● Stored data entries
==============================
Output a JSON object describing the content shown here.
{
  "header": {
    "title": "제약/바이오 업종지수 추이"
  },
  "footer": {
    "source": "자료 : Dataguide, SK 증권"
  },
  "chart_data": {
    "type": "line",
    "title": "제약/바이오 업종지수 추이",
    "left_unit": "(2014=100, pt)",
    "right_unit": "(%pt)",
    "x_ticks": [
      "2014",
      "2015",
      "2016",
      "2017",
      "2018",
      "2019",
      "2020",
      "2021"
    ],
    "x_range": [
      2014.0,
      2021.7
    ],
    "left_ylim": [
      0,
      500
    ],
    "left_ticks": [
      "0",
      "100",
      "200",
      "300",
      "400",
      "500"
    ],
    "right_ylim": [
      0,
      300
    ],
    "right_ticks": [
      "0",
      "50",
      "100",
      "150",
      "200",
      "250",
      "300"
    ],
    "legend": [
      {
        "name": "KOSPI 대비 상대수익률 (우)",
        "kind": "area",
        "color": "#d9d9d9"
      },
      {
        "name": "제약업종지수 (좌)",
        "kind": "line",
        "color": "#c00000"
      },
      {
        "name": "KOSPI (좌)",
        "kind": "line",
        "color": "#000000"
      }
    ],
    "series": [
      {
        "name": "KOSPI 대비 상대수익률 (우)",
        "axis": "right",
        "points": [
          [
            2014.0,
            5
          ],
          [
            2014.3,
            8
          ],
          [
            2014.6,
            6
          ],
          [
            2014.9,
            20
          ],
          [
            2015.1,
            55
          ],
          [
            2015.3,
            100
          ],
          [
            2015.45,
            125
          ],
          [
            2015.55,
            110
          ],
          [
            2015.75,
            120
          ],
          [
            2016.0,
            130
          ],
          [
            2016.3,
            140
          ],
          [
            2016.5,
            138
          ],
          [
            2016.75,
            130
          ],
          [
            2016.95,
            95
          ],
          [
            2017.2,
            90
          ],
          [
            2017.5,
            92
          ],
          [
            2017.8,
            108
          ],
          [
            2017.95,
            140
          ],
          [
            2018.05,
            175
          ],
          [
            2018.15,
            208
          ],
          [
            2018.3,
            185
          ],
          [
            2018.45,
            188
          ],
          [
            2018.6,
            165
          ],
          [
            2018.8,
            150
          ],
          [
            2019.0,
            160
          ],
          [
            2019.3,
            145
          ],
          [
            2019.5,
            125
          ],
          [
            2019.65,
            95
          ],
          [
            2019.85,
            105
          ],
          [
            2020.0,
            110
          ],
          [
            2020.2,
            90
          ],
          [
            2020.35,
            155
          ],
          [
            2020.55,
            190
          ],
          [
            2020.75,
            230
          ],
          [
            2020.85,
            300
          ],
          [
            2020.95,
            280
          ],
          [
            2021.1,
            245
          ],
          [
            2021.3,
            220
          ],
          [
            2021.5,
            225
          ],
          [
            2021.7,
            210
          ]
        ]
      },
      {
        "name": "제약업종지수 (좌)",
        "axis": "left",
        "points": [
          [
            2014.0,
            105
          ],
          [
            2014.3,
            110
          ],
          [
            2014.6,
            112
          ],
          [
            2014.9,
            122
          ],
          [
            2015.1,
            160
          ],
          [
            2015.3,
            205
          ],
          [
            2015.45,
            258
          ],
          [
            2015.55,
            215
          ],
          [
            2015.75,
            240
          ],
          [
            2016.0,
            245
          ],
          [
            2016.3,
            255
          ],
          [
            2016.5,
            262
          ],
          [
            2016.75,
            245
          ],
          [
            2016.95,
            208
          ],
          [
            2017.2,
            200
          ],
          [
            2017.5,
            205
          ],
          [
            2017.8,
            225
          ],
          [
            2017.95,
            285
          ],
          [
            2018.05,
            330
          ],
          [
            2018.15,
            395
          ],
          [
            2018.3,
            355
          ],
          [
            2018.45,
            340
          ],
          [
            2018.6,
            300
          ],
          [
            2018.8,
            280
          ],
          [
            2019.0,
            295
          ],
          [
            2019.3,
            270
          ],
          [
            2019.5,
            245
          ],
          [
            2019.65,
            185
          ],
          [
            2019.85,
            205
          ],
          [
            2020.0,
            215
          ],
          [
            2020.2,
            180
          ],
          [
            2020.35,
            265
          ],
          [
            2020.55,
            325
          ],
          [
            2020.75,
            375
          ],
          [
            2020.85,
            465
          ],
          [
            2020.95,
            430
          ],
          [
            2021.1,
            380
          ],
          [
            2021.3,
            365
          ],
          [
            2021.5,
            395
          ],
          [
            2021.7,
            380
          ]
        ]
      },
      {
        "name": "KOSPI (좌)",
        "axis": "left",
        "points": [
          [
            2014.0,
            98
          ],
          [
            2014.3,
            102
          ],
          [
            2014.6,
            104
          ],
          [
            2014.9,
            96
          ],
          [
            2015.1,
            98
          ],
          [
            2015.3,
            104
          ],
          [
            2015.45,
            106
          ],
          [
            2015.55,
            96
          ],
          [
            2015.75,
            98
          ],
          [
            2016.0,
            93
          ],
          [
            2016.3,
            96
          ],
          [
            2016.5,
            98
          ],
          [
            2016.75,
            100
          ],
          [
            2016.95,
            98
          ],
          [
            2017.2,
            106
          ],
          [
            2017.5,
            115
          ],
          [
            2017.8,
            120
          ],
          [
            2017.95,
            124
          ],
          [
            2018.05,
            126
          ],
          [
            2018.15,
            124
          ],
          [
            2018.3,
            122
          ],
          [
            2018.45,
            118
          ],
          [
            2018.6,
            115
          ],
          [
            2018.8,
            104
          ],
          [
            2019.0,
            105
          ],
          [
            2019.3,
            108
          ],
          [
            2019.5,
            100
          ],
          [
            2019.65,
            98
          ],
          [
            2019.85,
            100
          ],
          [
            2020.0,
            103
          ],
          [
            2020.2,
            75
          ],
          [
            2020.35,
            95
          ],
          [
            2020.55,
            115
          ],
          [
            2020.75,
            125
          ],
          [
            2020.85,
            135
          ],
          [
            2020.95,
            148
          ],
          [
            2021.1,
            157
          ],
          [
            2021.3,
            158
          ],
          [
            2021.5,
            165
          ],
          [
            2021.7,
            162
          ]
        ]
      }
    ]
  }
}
==============================
● EXERCISE GOAL
Provide all the records again, word for word.

● RESULT
Output a JSON object describing the content shown here.
{
  "header": {
    "title": "제약/바이오 업종지수 추이"
  },
  "footer": {
    "source": "자료 : Dataguide, SK 증권"
  },
  "chart_data": {
    "type": "line",
    "title": "제약/바이오 업종지수 추이",
    "left_unit": "(2014=100, pt)",
    "right_unit": "(%pt)",
    "x_ticks": [
      "2014",
      "2015",
      "2016",
      "2017",
      "2018",
      "2019",
      "2020",
      "2021"
    ],
    "x_range": [
      2014.0,
      2021.7
    ],
    "left_ylim": [
      0,
      500
    ],
    "left_ticks": [
      "0",
      "100",
      "200",
      "300",
      "400",
      "500"
    ],
    "right_ylim": [
      0,
      300
    ],
    "right_ticks": [
      "0",
      "50",
      "100",
      "150",
      "200",
      "250",
      "300"
    ],
    "legend": [
      {
        "name": "KOSPI 대비 상대수익률 (우)",
        "kind": "area",
        "color": "#d9d9d9"
      },
      {
        "name": "제약업종지수 (좌)",
        "kind": "line",
        "color": "#c00000"
      },
      {
        "name": "KOSPI (좌)",
        "kind": "line",
        "color": "#000000"
      }
    ],
    "series": [
      {
        "name": "KOSPI 대비 상대수익률 (우)",
        "axis": "right",
        "points": [
          [
            2014.0,
            5
          ],
          [
            2014.3,
            8
          ],
          [
            2014.6,
            6
          ],
          [
            2014.9,
            20
          ],
          [
            2015.1,
            55
          ],
          [
            2015.3,
            100
          ],
          [
            2015.45,
            125
          ],
          [
            2015.55,
            110
          ],
          [
            2015.75,
            120
          ],
          [
            2016.0,
            130
          ],
          [
            2016.3,
            140
          ],
          [
            2016.5,
            138
          ],
          [
            2016.75,
            130
          ],
          [
            2016.95,
            95
          ],
          [
            2017.2,
            90
          ],
          [
            2017.5,
            92
          ],
          [
            2017.8,
            108
          ],
          [
            2017.95,
            140
          ],
          [
            2018.05,
            175
          ],
          [
            2018.15,
            208
          ],
          [
            2018.3,
            185
          ],
          [
            2018.45,
            188
          ],
          [
            2018.6,
            165
          ],
          [
            2018.8,
            150
          ],
          [
            2019.0,
            160
          ],
          [
            2019.3,
            145
          ],
          [
            2019.5,
            125
          ],
          [
            2019.65,
            95
          ],
          [
            2019.85,
            105
          ],
          [
            2020.0,
            110
          ],
          [
            2020.2,
            90
          ],
          [
            2020.35,
            155
          ],
          [
            2020.55,
            190
          ],
          [
            2020.75,
            230
          ],
          [
            2020.85,
            300
          ],
          [
            2020.95,
            280
          ],
          [
            2021.1,
            245
          ],
          [
            2021.3,
            220
          ],
          [
            2021.5,
            225
          ],
          [
            2021.7,
            210
          ]
        ]
      },
      {
        "name": "제약업종지수 (좌)",
        "axis": "left",
        "points": [
          [
            2014.0,
            105
          ],
          [
            2014.3,
            110
          ],
          [
            2014.6,
            112
          ],
          [
            2014.9,
            122
          ],
          [
            2015.1,
            160
          ],
          [
            2015.3,
            205
          ],
          [
            2015.45,
            258
          ],
          [
            2015.55,
            215
          ],
          [
            2015.75,
            240
          ],
          [
            2016.0,
            245
          ],
          [
            2016.3,
            255
          ],
          [
            2016.5,
            262
          ],
          [
            2016.75,
            245
          ],
          [
            2016.95,
            208
          ],
          [
            2017.2,
            200
          ],
          [
            2017.5,
            205
          ],
          [
            2017.8,
            225
          ],
          [
            2017.95,
            285
          ],
          [
            2018.05,
            330
          ],
          [
            2018.15,
            395
          ],
          [
            2018.3,
            355
          ],
          [
            2018.45,
            340
          ],
          [
            2018.6,
            300
          ],
          [
            2018.8,
            280
          ],
          [
            2019.0,
            295
          ],
          [
            2019.3,
            270
          ],
          [
            2019.5,
            245
          ],
          [
            2019.65,
            185
          ],
          [
            2019.85,
            205
          ],
          [
            2020.0,
            215
          ],
          [
            2020.2,
            180
          ],
          [
            2020.35,
            265
          ],
          [
            2020.55,
            325
          ],
          [
            2020.75,
            375
          ],
          [
            2020.85,
            465
          ],
          [
            2020.95,
            430
          ],
          [
            2021.1,
            380
          ],
          [
            2021.3,
            365
          ],
          [
            2021.5,
            395
          ],
          [
            2021.7,
            380
          ]
        ]
      },
      {
        "name": "KOSPI (좌)",
        "axis": "left",
        "points": [
          [
            2014.0,
            98
          ],
          [
            2014.3,
            102
          ],
          [
            2014.6,
            104
          ],
          [
            2014.9,
            96
          ],
          [
            2015.1,
            98
          ],
          [
            2015.3,
            104
          ],
          [
            2015.45,
            106
          ],
          [
            2015.55,
            96
          ],
          [
            2015.75,
            98
          ],
          [
            2016.0,
            93
          ],
          [
            2016.3,
            96
          ],
          [
            2016.5,
            98
          ],
          [
            2016.75,
            100
          ],
          [
            2016.95,
            98
          ],
          [
            2017.2,
            106
          ],
          [
            2017.5,
            115
          ],
          [
            2017.8,
            120
          ],
          [
            2017.95,
            124
          ],
          [
            2018.05,
            126
          ],
          [
            2018.15,
            124
          ],
          [
            2018.3,
            122
          ],
          [
            2018.45,
            118
          ],
          [
            2018.6,
            115
          ],
          [
            2018.8,
            104
          ],
          [
            2019.0,
            105
          ],
          [
            2019.3,
            108
          ],
          [
            2019.5,
            100
          ],
          [
            2019.65,
            98
          ],
          [
            2019.85,
            100
          ],
          [
            2020.0,
            103
          ],
          [
            2020.2,
            75
          ],
          [
            2020.35,
            95
          ],
          [
            2020.55,
            115
          ],
          [
            2020.75,
            125
          ],
          [
            2020.85,
            135
          ],
          [
            2020.95,
            148
          ],
          [
            2021.1,
            157
          ],
          [
            2021.3,
            158
          ],
          [
            2021.5,
            165
          ],
          [
            2021.7,
            162
          ]
        ]
      }
    ]
  }
}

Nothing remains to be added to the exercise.